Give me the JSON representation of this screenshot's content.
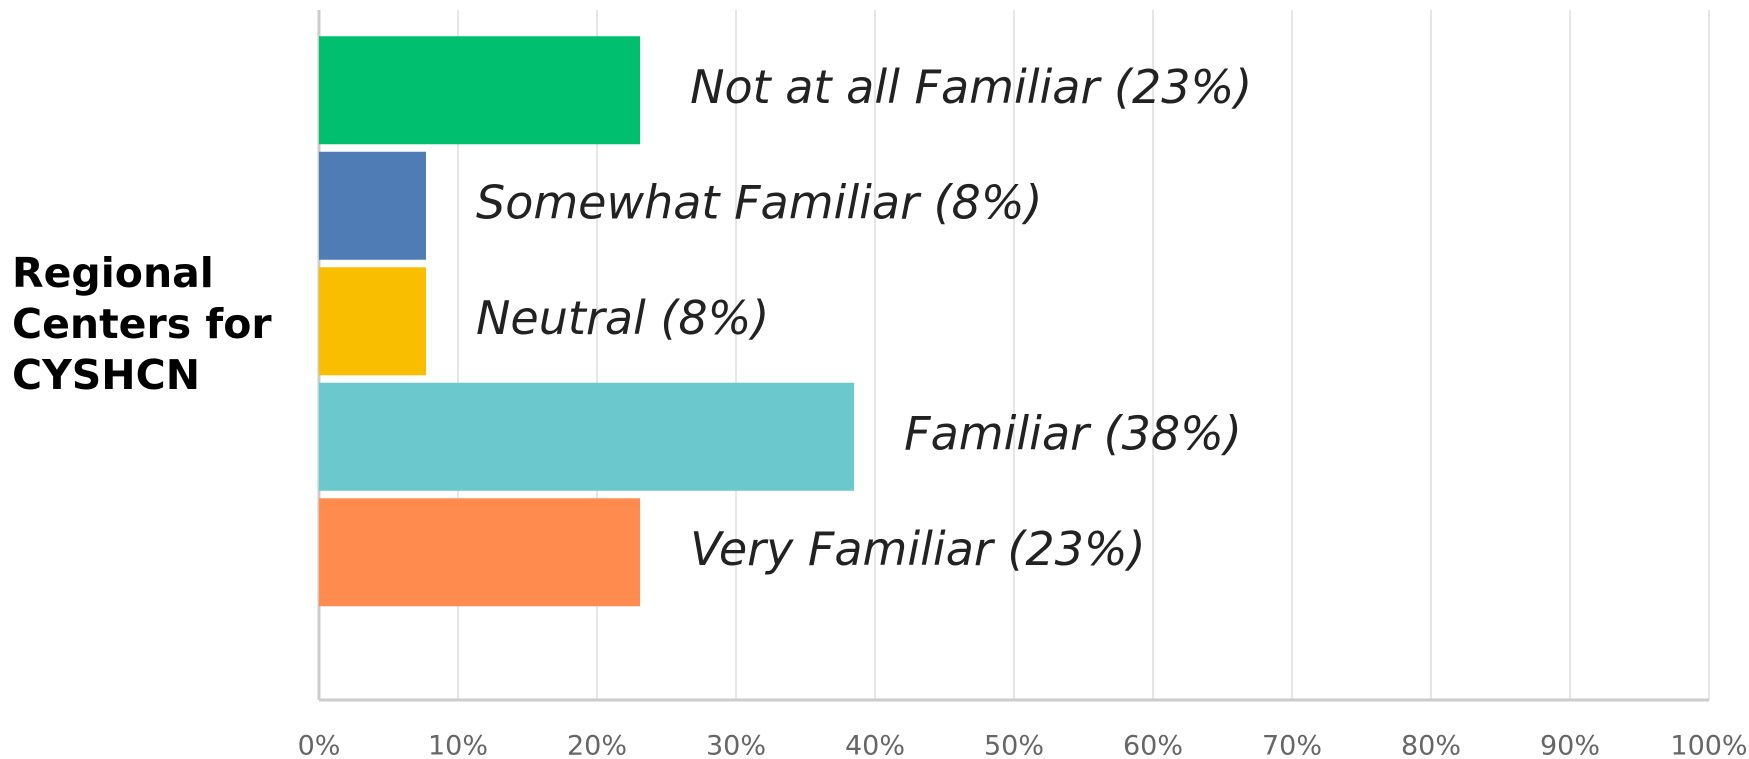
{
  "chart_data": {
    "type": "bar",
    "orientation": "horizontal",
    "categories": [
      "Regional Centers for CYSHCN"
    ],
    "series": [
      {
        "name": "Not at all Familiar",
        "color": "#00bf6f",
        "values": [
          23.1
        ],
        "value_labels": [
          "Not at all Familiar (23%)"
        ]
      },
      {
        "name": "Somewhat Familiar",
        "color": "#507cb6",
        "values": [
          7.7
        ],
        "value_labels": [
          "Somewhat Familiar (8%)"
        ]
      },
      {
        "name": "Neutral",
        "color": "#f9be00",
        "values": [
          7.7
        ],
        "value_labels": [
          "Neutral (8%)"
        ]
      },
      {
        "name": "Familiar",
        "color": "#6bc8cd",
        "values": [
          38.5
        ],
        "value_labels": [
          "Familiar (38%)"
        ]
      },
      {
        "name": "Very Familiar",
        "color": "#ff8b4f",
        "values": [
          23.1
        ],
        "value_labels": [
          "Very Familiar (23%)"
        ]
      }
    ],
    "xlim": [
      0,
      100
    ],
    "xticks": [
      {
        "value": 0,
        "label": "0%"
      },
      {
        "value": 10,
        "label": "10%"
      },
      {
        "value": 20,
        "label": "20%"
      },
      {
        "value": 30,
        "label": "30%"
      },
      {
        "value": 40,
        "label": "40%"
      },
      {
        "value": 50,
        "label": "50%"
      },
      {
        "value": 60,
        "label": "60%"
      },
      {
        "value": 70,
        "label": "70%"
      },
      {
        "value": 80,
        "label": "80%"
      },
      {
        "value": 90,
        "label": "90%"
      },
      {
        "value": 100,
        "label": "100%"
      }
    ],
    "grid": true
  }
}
==================================================
* Exercise details
Exact duplication of all the records is required; pictures are omitted from the copy.

* Problem solution
Give me the JSON representation of this screenshot's content.
{
  "chart_data": {
    "type": "bar",
    "orientation": "horizontal",
    "categories": [
      "Regional Centers for CYSHCN"
    ],
    "series": [
      {
        "name": "Not at all Familiar",
        "color": "#00bf6f",
        "values": [
          23.1
        ],
        "value_labels": [
          "Not at all Familiar (23%)"
        ]
      },
      {
        "name": "Somewhat Familiar",
        "color": "#507cb6",
        "values": [
          7.7
        ],
        "value_labels": [
          "Somewhat Familiar (8%)"
        ]
      },
      {
        "name": "Neutral",
        "color": "#f9be00",
        "values": [
          7.7
        ],
        "value_labels": [
          "Neutral (8%)"
        ]
      },
      {
        "name": "Familiar",
        "color": "#6bc8cd",
        "values": [
          38.5
        ],
        "value_labels": [
          "Familiar (38%)"
        ]
      },
      {
        "name": "Very Familiar",
        "color": "#ff8b4f",
        "values": [
          23.1
        ],
        "value_labels": [
          "Very Familiar (23%)"
        ]
      }
    ],
    "xlim": [
      0,
      100
    ],
    "xticks": [
      {
        "value": 0,
        "label": "0%"
      },
      {
        "value": 10,
        "label": "10%"
      },
      {
        "value": 20,
        "label": "20%"
      },
      {
        "value": 30,
        "label": "30%"
      },
      {
        "value": 40,
        "label": "40%"
      },
      {
        "value": 50,
        "label": "50%"
      },
      {
        "value": 60,
        "label": "60%"
      },
      {
        "value": 70,
        "label": "70%"
      },
      {
        "value": 80,
        "label": "80%"
      },
      {
        "value": 90,
        "label": "90%"
      },
      {
        "value": 100,
        "label": "100%"
      }
    ],
    "grid": true
  }
}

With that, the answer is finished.